◆ **Work required**
Could you copy, word for word, the part of the records below that opens with the line containing "brand-name[interactable]: thomasviaules bbox=[15, 458, 282, 502]" and closes with the line containing "nav-about[interactable]: about bbox=[572, 470, 675, 518]", including both of those lines?

═════ Given records ═════

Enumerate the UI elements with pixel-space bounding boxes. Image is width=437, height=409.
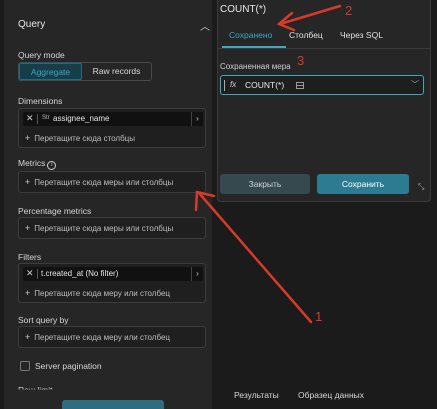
chip-divider: [37, 114, 38, 124]
filter-chip[interactable]: ✕ t.created_at (No filter) ›: [23, 267, 203, 281]
sort-drop-hint: Перетащите сюда меру или столбец: [34, 333, 170, 342]
chevron-right-icon[interactable]: ›: [191, 267, 203, 281]
dimensions-box: ✕ Str assignee_name › + Перетащите сюда с…: [18, 108, 206, 148]
metric-edit-popover: COUNT(*) Сохранено Столбец Через SQL Сох…: [217, 0, 431, 202]
dimensions-dropzone[interactable]: + Перетащите сюда столбцы: [25, 133, 135, 143]
filter-chip-label: t.created_at (No filter): [41, 269, 119, 278]
run-query-button[interactable]: [62, 400, 164, 409]
tab-results[interactable]: Результаты: [234, 390, 279, 400]
chip-divider: [37, 269, 38, 279]
mode-raw-records-button[interactable]: Raw records: [82, 63, 151, 80]
metrics-drop-hint: Перетащите сюда меры или столбцы: [34, 178, 174, 187]
percentage-metrics-dropzone[interactable]: + Перетащите сюда меры или столбцы: [25, 223, 173, 233]
server-pagination-checkbox[interactable]: [20, 361, 30, 371]
arrow-1: [194, 190, 313, 324]
annotation-number-2: 2: [345, 3, 353, 18]
function-icon: fx: [230, 80, 237, 89]
chevron-right-icon[interactable]: ›: [191, 112, 203, 126]
mode-aggregate-button[interactable]: Aggregate: [19, 63, 83, 80]
close-button[interactable]: Закрыть: [220, 174, 310, 194]
dimension-chip[interactable]: ✕ Str assignee_name ›: [23, 112, 203, 126]
dimensions-label: Dimensions: [18, 96, 63, 106]
remove-filter-icon[interactable]: ✕: [26, 268, 34, 279]
dimensions-drop-hint: Перетащите сюда столбцы: [34, 134, 136, 143]
string-type-icon: Str: [42, 115, 50, 121]
percentage-metrics-label: Percentage metrics: [18, 206, 92, 216]
plus-icon: +: [25, 288, 31, 298]
resize-handle-icon[interactable]: ⤡: [418, 182, 424, 192]
table-icon: [296, 82, 304, 89]
sort-label: Sort query by: [18, 315, 69, 325]
filters-box: ✕ t.created_at (No filter) › + Перетащите…: [18, 263, 206, 303]
percentage-metrics-box[interactable]: + Перетащите сюда меры или столбцы: [18, 217, 206, 239]
query-section-header[interactable]: Query ︿: [4, 10, 212, 38]
filters-dropzone[interactable]: + Перетащите сюда меру или столбец: [25, 288, 170, 298]
query-panel: Query ︿ Query mode Aggregate Raw records…: [4, 0, 212, 409]
query-section-title: Query: [18, 19, 46, 30]
tab-custom-sql[interactable]: Через SQL: [340, 30, 383, 40]
tab-saved[interactable]: Сохранено: [229, 30, 272, 40]
saved-measure-value: COUNT(*): [245, 80, 285, 90]
filters-drop-hint: Перетащите сюда меру или столбец: [34, 289, 170, 298]
server-pagination-label: Server pagination: [35, 361, 102, 371]
plus-icon: +: [25, 332, 31, 342]
plus-icon: +: [25, 223, 31, 233]
tab-sample-data[interactable]: Образец данных: [298, 390, 364, 400]
saved-measure-select[interactable]: fx COUNT(*) ﹀: [220, 75, 424, 95]
query-mode-label: Query mode: [18, 50, 65, 60]
metrics-label: Metrics i: [18, 158, 57, 170]
query-mode-toggle: Aggregate Raw records: [18, 62, 152, 81]
cursor-bar: [224, 80, 225, 91]
annotation-number-1: 1: [315, 309, 323, 324]
metrics-dropzone[interactable]: + Перетащите сюда меры или столбцы: [25, 177, 173, 187]
info-icon[interactable]: i: [47, 161, 57, 170]
plus-icon: +: [25, 177, 31, 187]
chevron-up-icon[interactable]: ︿: [200, 18, 210, 33]
chevron-down-icon[interactable]: ﹀: [411, 79, 419, 90]
save-button[interactable]: Сохранить: [317, 174, 409, 194]
saved-measure-label: Сохраненная мера: [220, 62, 291, 71]
remove-dimension-icon[interactable]: ✕: [26, 113, 34, 124]
percentage-metrics-drop-hint: Перетащите сюда меры или столбцы: [34, 224, 174, 233]
plus-icon: +: [25, 133, 31, 143]
metrics-box[interactable]: + Перетащите сюда меры или столбцы: [18, 171, 206, 193]
annotation-number-3: 3: [297, 53, 305, 68]
metrics-label-text: Metrics: [18, 158, 46, 168]
dimension-chip-label: assignee_name: [53, 114, 110, 123]
row-limit-label: Row limit: [18, 385, 53, 395]
sort-dropzone[interactable]: + Перетащите сюда меру или столбец: [25, 332, 170, 342]
tab-column[interactable]: Столбец: [289, 30, 323, 40]
filters-label: Filters: [18, 252, 42, 262]
popover-title: COUNT(*): [220, 4, 267, 15]
sort-box[interactable]: + Перетащите сюда меру или столбец: [18, 326, 206, 348]
tab-divider: [218, 48, 431, 49]
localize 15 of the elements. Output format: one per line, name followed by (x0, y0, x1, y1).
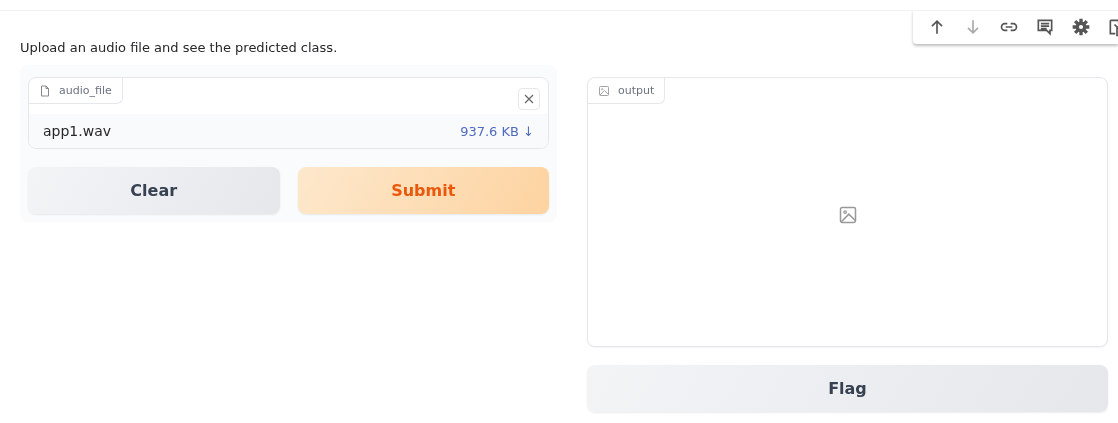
image-icon (598, 84, 610, 97)
comment-icon (1035, 17, 1055, 37)
flag-button[interactable]: Flag (587, 365, 1108, 412)
description-text: Upload an audio file and see the predicted class. (20, 39, 338, 55)
file-icon (39, 84, 51, 97)
field-label: output (588, 78, 666, 104)
clear-button[interactable]: Clear (28, 167, 280, 214)
close-icon (524, 94, 534, 104)
close-button[interactable] (518, 88, 540, 110)
settings-icon (1071, 17, 1091, 37)
file-name: app1.wav (43, 123, 112, 139)
image-placeholder-icon (837, 205, 858, 225)
download-link[interactable]: 937.6 KB ↓ (460, 123, 534, 139)
file-upload-field[interactable]: audio_file app1.wav 937.6 KB ↓ (28, 77, 549, 149)
field-label: audio_file (29, 78, 123, 104)
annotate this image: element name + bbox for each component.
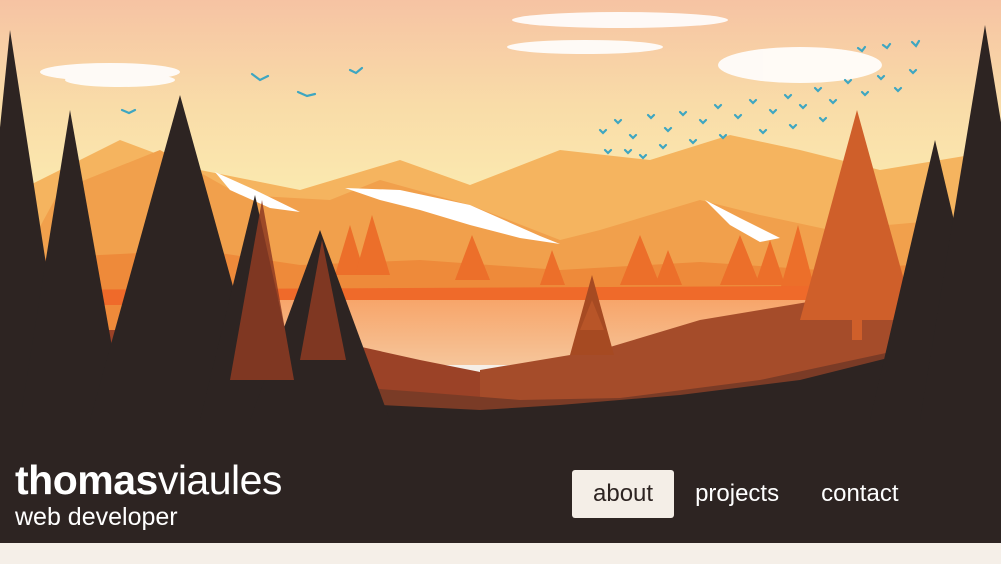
brand-name[interactable]: thomasviaules bbox=[15, 458, 282, 502]
main-nav: about projects contact bbox=[572, 470, 920, 518]
nav-contact[interactable]: contact bbox=[800, 470, 919, 518]
brand-first-name: thomas bbox=[15, 457, 158, 503]
hero-banner: thomasviaules web developer about projec… bbox=[0, 0, 1001, 543]
brand-tagline: web developer bbox=[15, 503, 178, 531]
brand-last-name: viaules bbox=[157, 457, 283, 503]
brand: thomasviaules web developer bbox=[15, 458, 282, 531]
nav-about[interactable]: about bbox=[572, 470, 675, 518]
page-content-edge bbox=[0, 543, 1001, 564]
nav-projects[interactable]: projects bbox=[674, 470, 800, 518]
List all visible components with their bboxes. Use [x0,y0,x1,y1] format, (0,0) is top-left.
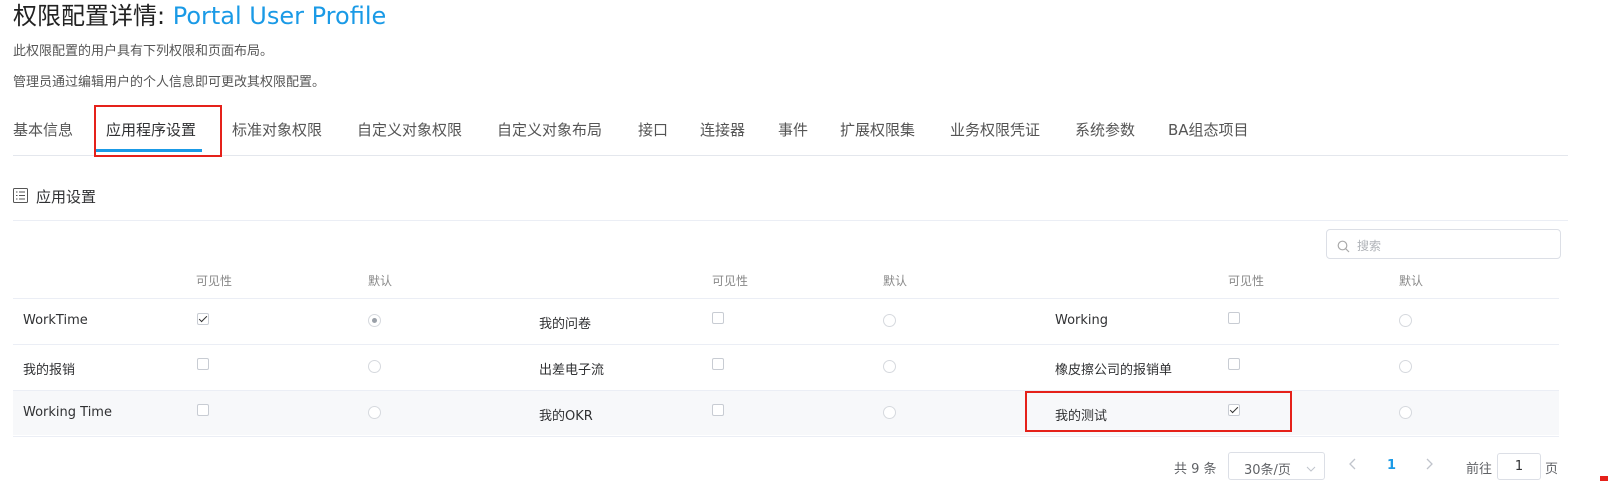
section-title: 应用设置 [36,188,97,206]
pagination-total: 共 9 条 [1174,462,1217,477]
tab-standard-object-permissions[interactable]: 标准对象权限 [232,119,322,140]
tab-highlight-box [94,105,222,157]
column-header-visibility: 可见性 [196,274,233,288]
app-name: WorkTime [23,313,88,328]
default-radio[interactable] [883,406,896,419]
app-name: Working [1055,313,1109,328]
row-highlight-box [1025,391,1292,432]
section-divider [13,220,1568,221]
visibility-checkbox[interactable] [197,313,209,325]
search-box[interactable]: 搜索 [1326,229,1561,259]
description-line-2: 管理员通过编辑用户的个人信息即可更改其权限配置。 [13,75,326,90]
list-icon [13,188,28,207]
tab-custom-object-layout[interactable]: 自定义对象布局 [497,119,602,140]
default-radio[interactable] [1399,314,1412,327]
goto-page-input[interactable]: 1 [1497,453,1541,480]
search-icon [1337,238,1350,257]
goto-suffix: 页 [1545,462,1559,477]
table-row-divider [13,344,1559,345]
visibility-checkbox[interactable] [1228,312,1240,324]
tab-ba-config-items[interactable]: BA组态项目 [1168,119,1249,140]
table-row-stripe [13,390,1559,435]
tab-interfaces[interactable]: 接口 [638,119,668,140]
table-row-divider [13,298,1559,299]
page-title-prefix: 权限配置详情: [13,2,173,30]
chevron-down-icon [1306,459,1316,478]
profile-name: Portal User Profile [172,2,387,30]
default-radio[interactable] [368,314,381,327]
default-radio[interactable] [883,314,896,327]
tab-bar: 基本信息 应用程序设置 标准对象权限 自定义对象权限 自定义对象布局 接口 连接… [13,115,1568,156]
visibility-checkbox[interactable] [197,358,209,370]
default-radio[interactable] [1399,360,1412,373]
visibility-checkbox[interactable] [1228,358,1240,370]
column-header-visibility: 可见性 [712,274,749,288]
page-number-current[interactable]: 1 [1387,458,1396,473]
default-radio[interactable] [883,360,896,373]
app-name: 橡皮擦公司的报销单 [1055,363,1173,378]
default-radio[interactable] [368,406,381,419]
tab-custom-object-permissions[interactable]: 自定义对象权限 [357,119,462,140]
column-header-default: 默认 [1399,274,1424,288]
page-title: 权限配置详情: Portal User Profile [13,0,386,31]
corner-mark [1600,476,1608,481]
tab-basic-info[interactable]: 基本信息 [13,119,73,140]
app-name: 我的问卷 [539,317,592,332]
visibility-checkbox[interactable] [712,404,724,416]
default-radio[interactable] [368,360,381,373]
app-name: 我的报销 [23,363,76,378]
visibility-checkbox[interactable] [712,312,724,324]
visibility-checkbox[interactable] [197,404,209,416]
description-line-1: 此权限配置的用户具有下列权限和页面布局。 [13,44,274,59]
app-name: 出差电子流 [539,363,605,378]
search-placeholder: 搜索 [1357,239,1382,253]
tab-connectors[interactable]: 连接器 [700,119,745,140]
app-name: 我的OKR [539,409,593,424]
tab-events[interactable]: 事件 [778,119,808,140]
page-size-select[interactable]: 30条/页 [1228,452,1325,480]
table-row-divider [13,390,1559,391]
tab-business-credentials[interactable]: 业务权限凭证 [950,119,1040,140]
column-header-default: 默认 [368,274,393,288]
visibility-checkbox[interactable] [712,358,724,370]
column-header-visibility: 可见性 [1228,274,1265,288]
table-row-divider [13,436,1559,437]
app-name: Working Time [23,405,112,420]
next-page-button[interactable] [1422,455,1436,477]
goto-label: 前往 [1466,462,1493,477]
default-radio[interactable] [1399,406,1412,419]
prev-page-button[interactable] [1346,455,1360,477]
tab-extended-permission-sets[interactable]: 扩展权限集 [840,119,915,140]
tab-system-parameters[interactable]: 系统参数 [1075,119,1135,140]
page-size-value: 30条/页 [1244,463,1291,478]
column-header-default: 默认 [883,274,908,288]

═════

◆ **Reply to the exercise**
brand-name[interactable]: thomasviaules bbox=[15, 458, 282, 502]
main-nav: about projects contact bbox=[572, 470, 920, 518]
nav-contact[interactable]: contact bbox=[800, 470, 919, 518]
brand-first-name: thomas bbox=[15, 457, 158, 503]
hero-banner: thomasviaules web developer about projec… bbox=[0, 0, 1001, 543]
brand-tagline: web developer bbox=[15, 503, 178, 531]
brand-last-name: viaules bbox=[157, 457, 283, 503]
brand: thomasviaules web developer bbox=[15, 458, 282, 531]
nav-about[interactable]: about bbox=[572, 470, 675, 518]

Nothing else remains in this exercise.